Document Type : Original Article

Authors

1 Dept. of Endodontic, School of Dentistry, Shiraz University of Medical Sciences, Shiraz, Iran.

2 Biotechnology Research Center, School of Pharmacy, Shiraz University of Medical Sciences, Shiraz, Iran.

3 Dept. of Endodontics, School of Dentistry, Shiraz University of Medical Sciences, Shiraz, Iran.

10.30476/dentjods.2021.87208.1239

Abstract

Statement of the Problem: Endodontic materials that are placed in direct contact with living tissues should be biocompatible.
Purpose: We aimed to evaluate the cytotoxicity of Nano Fast Cement (NFC) and compare it with ProRoot Mineral Trioxide Aggregate (ProRoot MTA).
Purpose: In vitro assessment of the cytotoxic effects of Nano Fast Cement in comparison to ProRoot MTA on L-929 mouse fibroblast cells.
Materials and Method: In this animal studyL-929 mouse fibroblast cells were grown in Dulbecco's Modified Eagle's medium (DMEM) supplemented with 10% Fetal bovine serum (FBS) in an atmosphere of 5% co₂/95% air at 37 C̊. 10⁴ cells from the fourth collection were plated in each well of a 96-well micro-titer plate. Materials were mixed according to the manufacturer’s instruction and placed into the related plastic molds with 5 mm diameter and 3 mm height. After 24 hours and a complete setting, the extracts of the tested materials were produced at six different concentrations and placed in the related wells. Cells in DMEM served as the negative control group. DMEM alone was used as the positive control group. Methyl-thiazoltetrazolium (MTT) colorimetric assay was conducted after 24,48,72 hours. The absorbance values were measured by ELISA plate reader at 540 nm wavelength. Three-way analysis of variance, post-hoc Tukey, LSD, and independent t-test were used for the statistical analyses using SPSS software, version 16.0.
Results: There was no statically significant difference between MTA and NFC in cell viability values at different concentrations and different time intervals (p= 0.649). Viability values were significantly decreased after 72 hours, but there was no significant difference between the first and second MTT assays (p= 0.987). Cytotoxicity significantly increased at concentrations higher than 6.25 µɡ/ml.
Conclusion: Cytotoxicity depends on time, concentration, and cement composition. There was no statically significant difference between NFC and MTA with respect to their cytotoxic effects on L-929 mouse fibroblast cells.

- TASK REQUIREMENTS
a) Answer these questions using the cement cytotoxicity abstract:
(i) What cells were used to test the cements?
(ii) At what wavelength were the absorbance values measured?
(iii) Above what concentration did cytotoxicity increase significantly?
b) List every statistical test that the cement cytotoxicity abstract names as used for its analyses.
c) Using the cement cytotoxicity abstract, explain why the study evaluates the cytotoxicity of Nano Fast Cement.

- PROVIDED RECORDS
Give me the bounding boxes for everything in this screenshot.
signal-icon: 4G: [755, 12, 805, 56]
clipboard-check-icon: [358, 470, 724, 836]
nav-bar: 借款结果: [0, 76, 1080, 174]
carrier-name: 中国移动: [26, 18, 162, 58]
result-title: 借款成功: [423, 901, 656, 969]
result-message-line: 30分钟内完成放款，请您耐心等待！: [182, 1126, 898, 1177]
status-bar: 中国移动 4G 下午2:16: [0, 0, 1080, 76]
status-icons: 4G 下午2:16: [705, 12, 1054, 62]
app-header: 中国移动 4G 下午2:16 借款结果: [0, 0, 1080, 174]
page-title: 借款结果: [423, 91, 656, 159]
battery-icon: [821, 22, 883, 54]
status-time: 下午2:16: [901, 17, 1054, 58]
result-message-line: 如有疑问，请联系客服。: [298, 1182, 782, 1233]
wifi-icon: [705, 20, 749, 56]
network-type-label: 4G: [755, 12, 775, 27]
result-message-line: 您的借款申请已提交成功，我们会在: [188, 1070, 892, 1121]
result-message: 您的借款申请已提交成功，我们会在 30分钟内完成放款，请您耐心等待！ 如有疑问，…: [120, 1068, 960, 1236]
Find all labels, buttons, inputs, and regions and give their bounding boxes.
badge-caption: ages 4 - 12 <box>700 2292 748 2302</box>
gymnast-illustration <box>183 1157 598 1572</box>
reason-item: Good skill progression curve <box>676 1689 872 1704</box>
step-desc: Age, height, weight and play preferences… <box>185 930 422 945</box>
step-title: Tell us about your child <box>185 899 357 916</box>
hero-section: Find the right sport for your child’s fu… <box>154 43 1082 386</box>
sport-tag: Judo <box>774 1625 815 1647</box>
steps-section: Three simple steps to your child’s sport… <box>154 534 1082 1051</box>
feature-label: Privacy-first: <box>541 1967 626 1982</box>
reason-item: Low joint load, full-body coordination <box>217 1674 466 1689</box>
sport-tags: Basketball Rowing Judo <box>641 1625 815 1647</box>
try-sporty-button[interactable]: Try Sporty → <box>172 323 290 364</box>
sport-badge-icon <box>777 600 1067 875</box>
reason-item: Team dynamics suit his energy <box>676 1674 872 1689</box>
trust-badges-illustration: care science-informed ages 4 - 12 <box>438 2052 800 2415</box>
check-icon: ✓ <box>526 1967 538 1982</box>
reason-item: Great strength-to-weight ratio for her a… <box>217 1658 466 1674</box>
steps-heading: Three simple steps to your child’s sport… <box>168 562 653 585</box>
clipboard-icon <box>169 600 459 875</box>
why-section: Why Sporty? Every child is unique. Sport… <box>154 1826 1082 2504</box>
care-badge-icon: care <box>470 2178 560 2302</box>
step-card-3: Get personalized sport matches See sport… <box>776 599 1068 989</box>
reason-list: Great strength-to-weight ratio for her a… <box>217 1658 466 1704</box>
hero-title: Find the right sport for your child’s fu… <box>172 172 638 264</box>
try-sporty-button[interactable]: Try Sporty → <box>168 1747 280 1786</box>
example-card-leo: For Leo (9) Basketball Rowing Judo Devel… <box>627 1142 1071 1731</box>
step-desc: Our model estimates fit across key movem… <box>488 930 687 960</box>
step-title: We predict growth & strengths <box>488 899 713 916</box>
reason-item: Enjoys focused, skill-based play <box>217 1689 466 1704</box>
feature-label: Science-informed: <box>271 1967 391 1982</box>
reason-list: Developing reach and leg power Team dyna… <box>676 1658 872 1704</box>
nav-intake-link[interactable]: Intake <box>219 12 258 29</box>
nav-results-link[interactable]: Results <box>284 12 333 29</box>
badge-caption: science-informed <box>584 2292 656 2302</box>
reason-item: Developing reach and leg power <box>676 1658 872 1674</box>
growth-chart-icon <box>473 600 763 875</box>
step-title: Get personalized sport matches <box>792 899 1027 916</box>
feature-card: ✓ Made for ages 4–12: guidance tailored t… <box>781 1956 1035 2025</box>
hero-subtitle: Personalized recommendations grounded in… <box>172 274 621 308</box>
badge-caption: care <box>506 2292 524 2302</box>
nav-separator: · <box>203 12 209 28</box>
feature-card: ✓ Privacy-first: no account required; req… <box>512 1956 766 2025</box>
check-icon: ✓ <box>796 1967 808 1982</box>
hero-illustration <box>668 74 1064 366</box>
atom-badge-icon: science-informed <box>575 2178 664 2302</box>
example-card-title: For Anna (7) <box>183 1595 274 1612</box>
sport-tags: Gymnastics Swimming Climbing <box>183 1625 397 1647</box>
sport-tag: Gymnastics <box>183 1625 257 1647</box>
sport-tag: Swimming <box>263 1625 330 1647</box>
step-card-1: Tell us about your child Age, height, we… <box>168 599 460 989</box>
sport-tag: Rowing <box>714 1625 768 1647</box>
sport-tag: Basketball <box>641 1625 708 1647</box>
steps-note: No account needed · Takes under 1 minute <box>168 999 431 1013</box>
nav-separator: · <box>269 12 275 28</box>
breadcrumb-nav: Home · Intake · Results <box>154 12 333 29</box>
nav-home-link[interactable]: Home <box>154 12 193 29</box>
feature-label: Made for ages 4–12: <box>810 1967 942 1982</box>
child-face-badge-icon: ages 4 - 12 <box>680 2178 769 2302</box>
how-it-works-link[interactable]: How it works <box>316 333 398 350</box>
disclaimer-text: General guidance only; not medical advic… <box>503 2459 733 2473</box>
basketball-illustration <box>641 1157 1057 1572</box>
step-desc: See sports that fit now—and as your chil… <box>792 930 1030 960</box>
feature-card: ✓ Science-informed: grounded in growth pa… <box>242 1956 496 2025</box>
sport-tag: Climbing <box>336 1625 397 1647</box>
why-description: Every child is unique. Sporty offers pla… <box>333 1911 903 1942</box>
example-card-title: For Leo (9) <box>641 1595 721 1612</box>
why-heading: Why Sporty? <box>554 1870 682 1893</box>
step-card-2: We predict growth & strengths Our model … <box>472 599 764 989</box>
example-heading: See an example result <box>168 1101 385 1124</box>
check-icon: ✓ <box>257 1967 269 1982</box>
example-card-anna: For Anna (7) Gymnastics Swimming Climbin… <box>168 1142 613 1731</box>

- ACTIVITY ANSWERS
a)
(i) L-929 mouse fibroblast cells.
(ii) 540 nm.
(iii) 6.25 µg/ml.

b) Three-way analysis of variance, post-hoc Tukey, LSD, and independent t-test.

c) Endodontic materials that are placed in direct contact with living tissues should be biocompatible. For that reason, the study evaluated the cytotoxicity of Nano Fast Cement and compared it with that of ProRoot MTA.